--- BEGIN SUPPLIED MATERIAL ---

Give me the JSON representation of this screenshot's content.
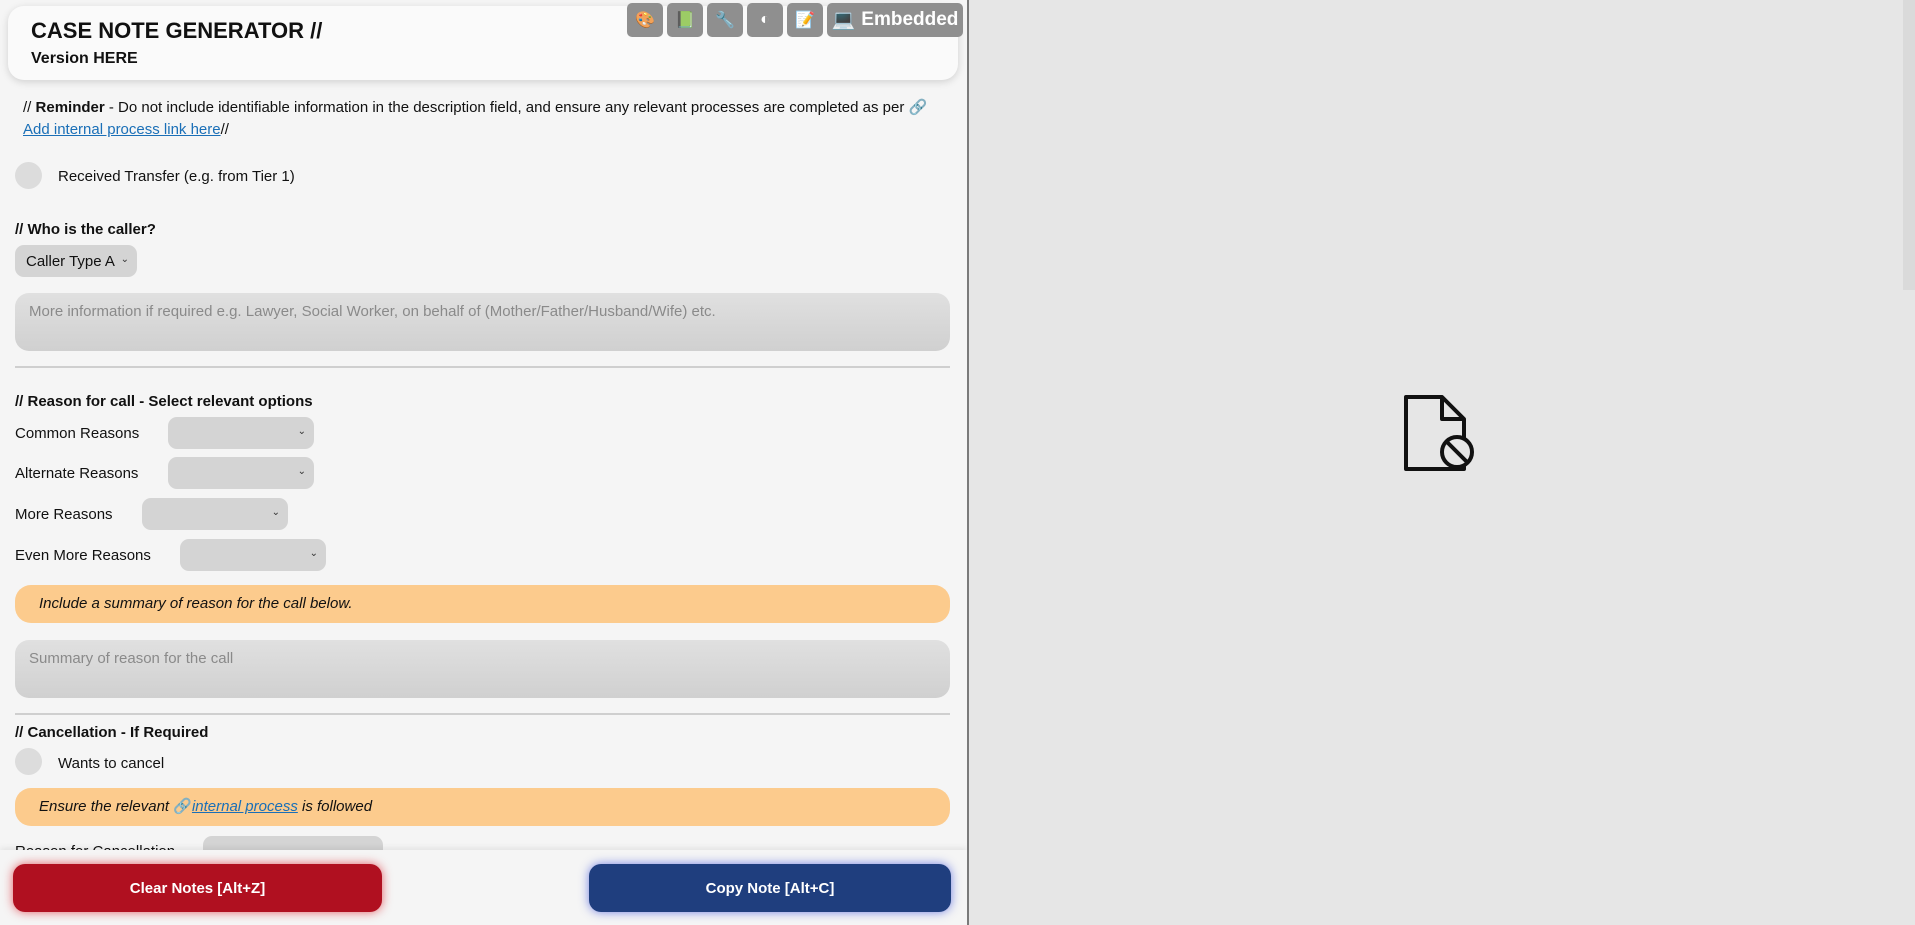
{
  "header": {
    "title": "CASE NOTE GENERATOR //",
    "version": "Version HERE",
    "toolbar": {
      "icons": [
        "palette-icon",
        "book-icon",
        "wrench-icon",
        "contrast-icon",
        "notepad-icon",
        "laptop-icon"
      ],
      "embedded_label": "Embedded"
    }
  },
  "reminder": {
    "prefix": "// ",
    "bold": "Reminder",
    "text": " - Do not include identifiable information in the description field, and ensure any relevant processes are completed as per ",
    "link": "Add internal process link here",
    "suffix": "//"
  },
  "transfer": {
    "label": "Received Transfer (e.g. from Tier 1)"
  },
  "caller": {
    "heading": "// Who is the caller?",
    "select_value": "Caller Type A",
    "more_info_placeholder": "More information if required e.g. Lawyer, Social Worker, on behalf of (Mother/Father/Husband/Wife) etc."
  },
  "reason": {
    "heading": "// Reason for call - Select relevant options",
    "rows": [
      {
        "label": "Common Reasons",
        "value": ""
      },
      {
        "label": "Alternate Reasons",
        "value": ""
      },
      {
        "label": "More Reasons",
        "value": ""
      },
      {
        "label": "Even More Reasons",
        "value": ""
      }
    ],
    "banner": "Include a summary of reason for the call below.",
    "summary_placeholder": "Summary of reason for the call"
  },
  "cancellation": {
    "heading": "// Cancellation - If Required",
    "wants_cancel_label": "Wants to cancel",
    "banner_pre": "Ensure the relevant ",
    "banner_link": "internal process",
    "banner_post": " is followed",
    "reason_label": "Reason for Cancellation"
  },
  "footer": {
    "clear_label": "Clear Notes [Alt+Z]",
    "copy_label": "Copy Note [Alt+C]"
  }
}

--- END SUPPLIED MATERIAL ---

Transcribe the records above verbatim. Do not carry over any picture.

EXERCISE OUTPUT ::
Give me the JSON representation of this screenshot's content.
{
  "header": {
    "title": "CASE NOTE GENERATOR //",
    "version": "Version HERE",
    "toolbar": {
      "icons": [
        "palette-icon",
        "book-icon",
        "wrench-icon",
        "contrast-icon",
        "notepad-icon",
        "laptop-icon"
      ],
      "embedded_label": "Embedded"
    }
  },
  "reminder": {
    "prefix": "// ",
    "bold": "Reminder",
    "text": " - Do not include identifiable information in the description field, and ensure any relevant processes are completed as per ",
    "link": "Add internal process link here",
    "suffix": "//"
  },
  "transfer": {
    "label": "Received Transfer (e.g. from Tier 1)"
  },
  "caller": {
    "heading": "// Who is the caller?",
    "select_value": "Caller Type A",
    "more_info_placeholder": "More information if required e.g. Lawyer, Social Worker, on behalf of (Mother/Father/Husband/Wife) etc."
  },
  "reason": {
    "heading": "// Reason for call - Select relevant options",
    "rows": [
      {
        "label": "Common Reasons",
        "value": ""
      },
      {
        "label": "Alternate Reasons",
        "value": ""
      },
      {
        "label": "More Reasons",
        "value": ""
      },
      {
        "label": "Even More Reasons",
        "value": ""
      }
    ],
    "banner": "Include a summary of reason for the call below.",
    "summary_placeholder": "Summary of reason for the call"
  },
  "cancellation": {
    "heading": "// Cancellation - If Required",
    "wants_cancel_label": "Wants to cancel",
    "banner_pre": "Ensure the relevant ",
    "banner_link": "internal process",
    "banner_post": " is followed",
    "reason_label": "Reason for Cancellation"
  },
  "footer": {
    "clear_label": "Clear Notes [Alt+Z]",
    "copy_label": "Copy Note [Alt+C]"
  }
}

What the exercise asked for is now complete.